> **Stated exercise**
Print all of the lines exactly. Any picture among them stays out.

Items from a figure collection
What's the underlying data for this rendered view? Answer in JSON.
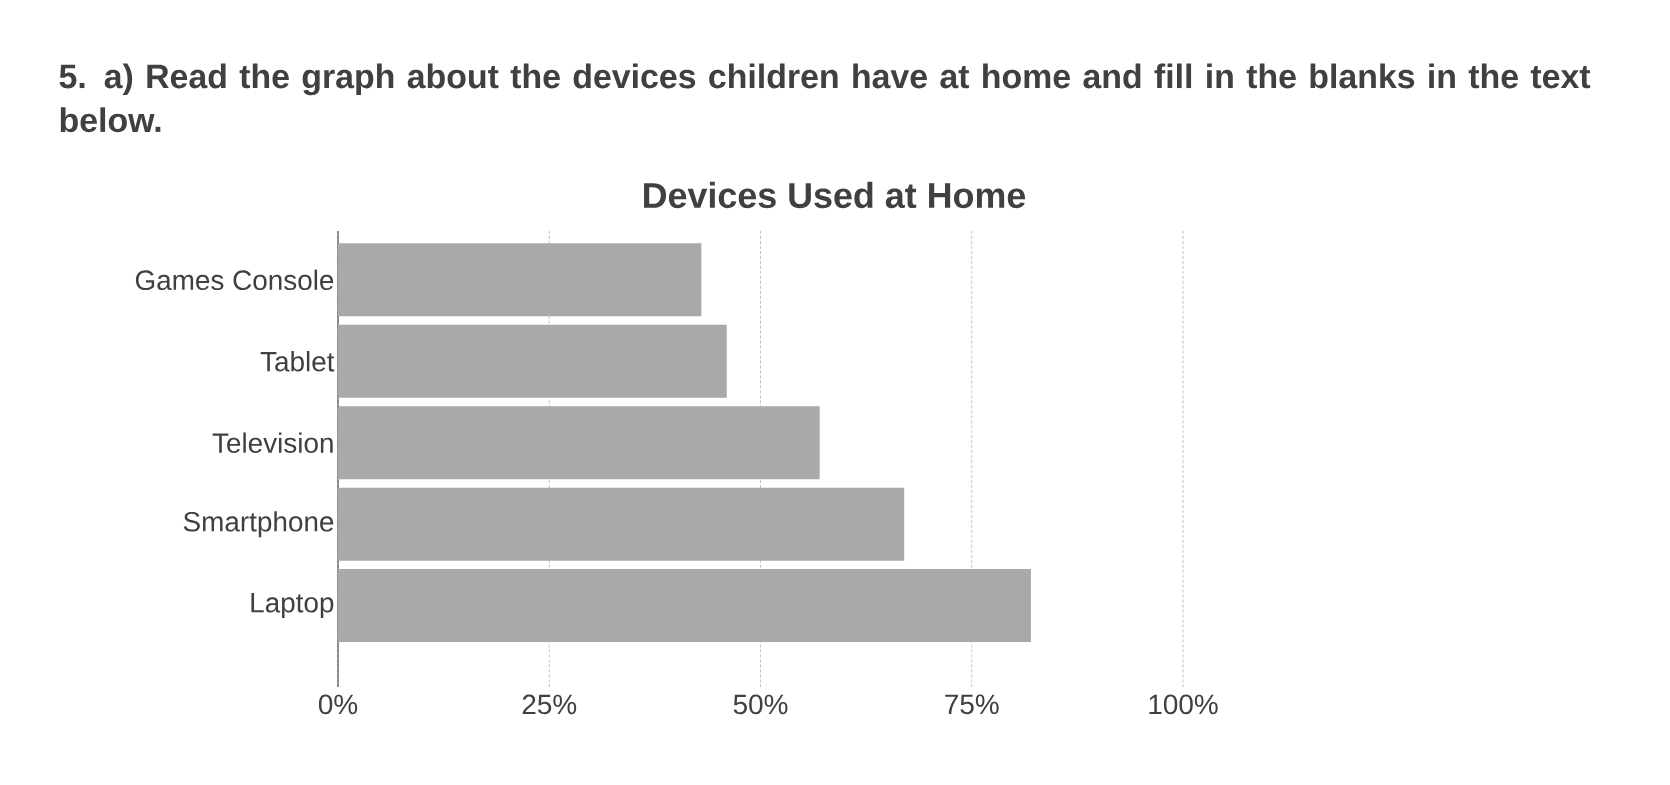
{
  "chart_data": {
    "type": "bar",
    "orientation": "horizontal",
    "title": "Devices Used at Home",
    "annotations": [
      "5. a) Read the graph about the devices children have at home and fill in the blanks in the text below."
    ],
    "categories": [
      "Games Console",
      "Tablet",
      "Television",
      "Smartphone",
      "Laptop"
    ],
    "values": [
      43,
      46,
      57,
      67,
      82
    ],
    "color": "#a9a9a9",
    "xlim": [
      0,
      100
    ],
    "xticks": [
      {
        "value": 0,
        "label": "0%"
      },
      {
        "value": 25,
        "label": "25%"
      },
      {
        "value": 50,
        "label": "50%"
      },
      {
        "value": 75,
        "label": "75%"
      },
      {
        "value": 100,
        "label": "100%"
      }
    ],
    "grid": "x"
  }
}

> **Finished task**
What's the underlying data for this rendered view? Answer in JSON.
{
  "chart_data": {
    "type": "bar",
    "orientation": "horizontal",
    "title": "Devices Used at Home",
    "annotations": [
      "5. a) Read the graph about the devices children have at home and fill in the blanks in the text below."
    ],
    "categories": [
      "Games Console",
      "Tablet",
      "Television",
      "Smartphone",
      "Laptop"
    ],
    "values": [
      43,
      46,
      57,
      67,
      82
    ],
    "color": "#a9a9a9",
    "xlim": [
      0,
      100
    ],
    "xticks": [
      {
        "value": 0,
        "label": "0%"
      },
      {
        "value": 25,
        "label": "25%"
      },
      {
        "value": 50,
        "label": "50%"
      },
      {
        "value": 75,
        "label": "75%"
      },
      {
        "value": 100,
        "label": "100%"
      }
    ],
    "grid": "x"
  }
}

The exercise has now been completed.